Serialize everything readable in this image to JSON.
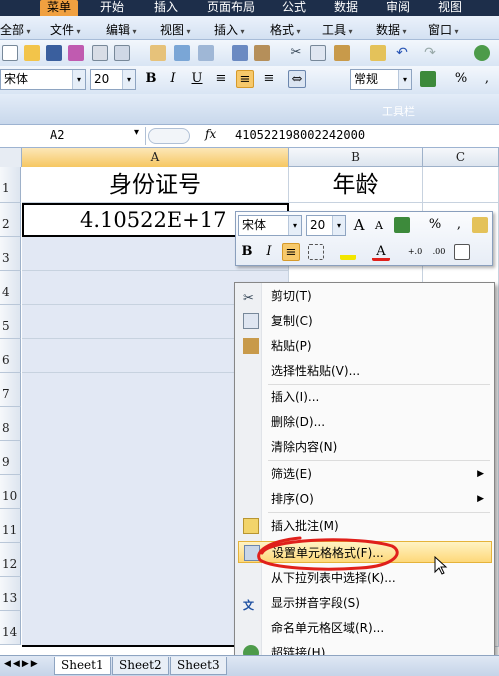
{
  "ribbon_tabs": [
    "菜单",
    "开始",
    "插入",
    "页面布局",
    "公式",
    "数据",
    "审阅",
    "视图"
  ],
  "menubar": [
    "全部",
    "文件",
    "编辑",
    "视图",
    "插入",
    "格式",
    "工具",
    "数据",
    "窗口"
  ],
  "toolbar": {
    "font_name": "宋体",
    "font_size": "20",
    "number_format": "常规",
    "bold_label": "B",
    "italic_label": "I",
    "underline_label": "U",
    "percent_label": "%",
    "comma_label": ","
  },
  "toolbar_group_label": "工具栏",
  "formula_bar": {
    "name_box": "A2",
    "fx_label": "fx",
    "formula": "410522198002242000"
  },
  "columns": [
    "A",
    "B",
    "C"
  ],
  "rows": [
    "1",
    "2",
    "3",
    "4",
    "5",
    "6",
    "7",
    "8",
    "9",
    "10",
    "11",
    "12",
    "13",
    "14"
  ],
  "cells": {
    "A1": "身份证号",
    "B1": "年龄",
    "A2": "4.10522E+17"
  },
  "mini_toolbar": {
    "font_name": "宋体",
    "font_size": "20",
    "grow_font": "A",
    "shrink_font": "A",
    "percent_label": "%",
    "comma_label": ",",
    "bold_label": "B",
    "italic_label": "I",
    "inc_decimal": "←.0 .00",
    "dec_decimal": ".00 →.0"
  },
  "context_menu": [
    {
      "label": "剪切(T)",
      "icon": "scissors-icon"
    },
    {
      "label": "复制(C)",
      "icon": "copy-icon"
    },
    {
      "label": "粘贴(P)",
      "icon": "paste-icon"
    },
    {
      "label": "选择性粘贴(V)...",
      "icon": ""
    },
    {
      "label": "插入(I)...",
      "icon": ""
    },
    {
      "label": "删除(D)...",
      "icon": ""
    },
    {
      "label": "清除内容(N)",
      "icon": ""
    },
    {
      "label": "筛选(E)",
      "icon": "",
      "submenu": true
    },
    {
      "label": "排序(O)",
      "icon": "",
      "submenu": true
    },
    {
      "label": "插入批注(M)",
      "icon": "comment-icon"
    },
    {
      "label": "设置单元格格式(F)...",
      "icon": "format-cells-icon",
      "highlighted": true
    },
    {
      "label": "从下拉列表中选择(K)...",
      "icon": ""
    },
    {
      "label": "显示拼音字段(S)",
      "icon": "phonetic-icon"
    },
    {
      "label": "命名单元格区域(R)...",
      "icon": ""
    },
    {
      "label": "超链接(H)...",
      "icon": "hyperlink-icon"
    }
  ],
  "sheet_tabs": [
    "Sheet1",
    "Sheet2",
    "Sheet3"
  ],
  "colors": {
    "highlight_circle": "#e0201b",
    "selection": "#e2e8f4",
    "ribbon_dark": "#1d2e4a",
    "active_tab": "#f0a040"
  }
}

——————————

From the data above, write out everything exactly except the pictures.

Serialize everything readable in this image to JSON.
{
  "ribbon_tabs": [
    "菜单",
    "开始",
    "插入",
    "页面布局",
    "公式",
    "数据",
    "审阅",
    "视图"
  ],
  "menubar": [
    "全部",
    "文件",
    "编辑",
    "视图",
    "插入",
    "格式",
    "工具",
    "数据",
    "窗口"
  ],
  "toolbar": {
    "font_name": "宋体",
    "font_size": "20",
    "number_format": "常规",
    "bold_label": "B",
    "italic_label": "I",
    "underline_label": "U",
    "percent_label": "%",
    "comma_label": ","
  },
  "toolbar_group_label": "工具栏",
  "formula_bar": {
    "name_box": "A2",
    "fx_label": "fx",
    "formula": "410522198002242000"
  },
  "columns": [
    "A",
    "B",
    "C"
  ],
  "rows": [
    "1",
    "2",
    "3",
    "4",
    "5",
    "6",
    "7",
    "8",
    "9",
    "10",
    "11",
    "12",
    "13",
    "14"
  ],
  "cells": {
    "A1": "身份证号",
    "B1": "年龄",
    "A2": "4.10522E+17"
  },
  "mini_toolbar": {
    "font_name": "宋体",
    "font_size": "20",
    "grow_font": "A",
    "shrink_font": "A",
    "percent_label": "%",
    "comma_label": ",",
    "bold_label": "B",
    "italic_label": "I",
    "inc_decimal": "←.0 .00",
    "dec_decimal": ".00 →.0"
  },
  "context_menu": [
    {
      "label": "剪切(T)",
      "icon": "scissors-icon"
    },
    {
      "label": "复制(C)",
      "icon": "copy-icon"
    },
    {
      "label": "粘贴(P)",
      "icon": "paste-icon"
    },
    {
      "label": "选择性粘贴(V)...",
      "icon": ""
    },
    {
      "label": "插入(I)...",
      "icon": ""
    },
    {
      "label": "删除(D)...",
      "icon": ""
    },
    {
      "label": "清除内容(N)",
      "icon": ""
    },
    {
      "label": "筛选(E)",
      "icon": "",
      "submenu": true
    },
    {
      "label": "排序(O)",
      "icon": "",
      "submenu": true
    },
    {
      "label": "插入批注(M)",
      "icon": "comment-icon"
    },
    {
      "label": "设置单元格格式(F)...",
      "icon": "format-cells-icon",
      "highlighted": true
    },
    {
      "label": "从下拉列表中选择(K)...",
      "icon": ""
    },
    {
      "label": "显示拼音字段(S)",
      "icon": "phonetic-icon"
    },
    {
      "label": "命名单元格区域(R)...",
      "icon": ""
    },
    {
      "label": "超链接(H)...",
      "icon": "hyperlink-icon"
    }
  ],
  "sheet_tabs": [
    "Sheet1",
    "Sheet2",
    "Sheet3"
  ],
  "colors": {
    "highlight_circle": "#e0201b",
    "selection": "#e2e8f4",
    "ribbon_dark": "#1d2e4a",
    "active_tab": "#f0a040"
  }
}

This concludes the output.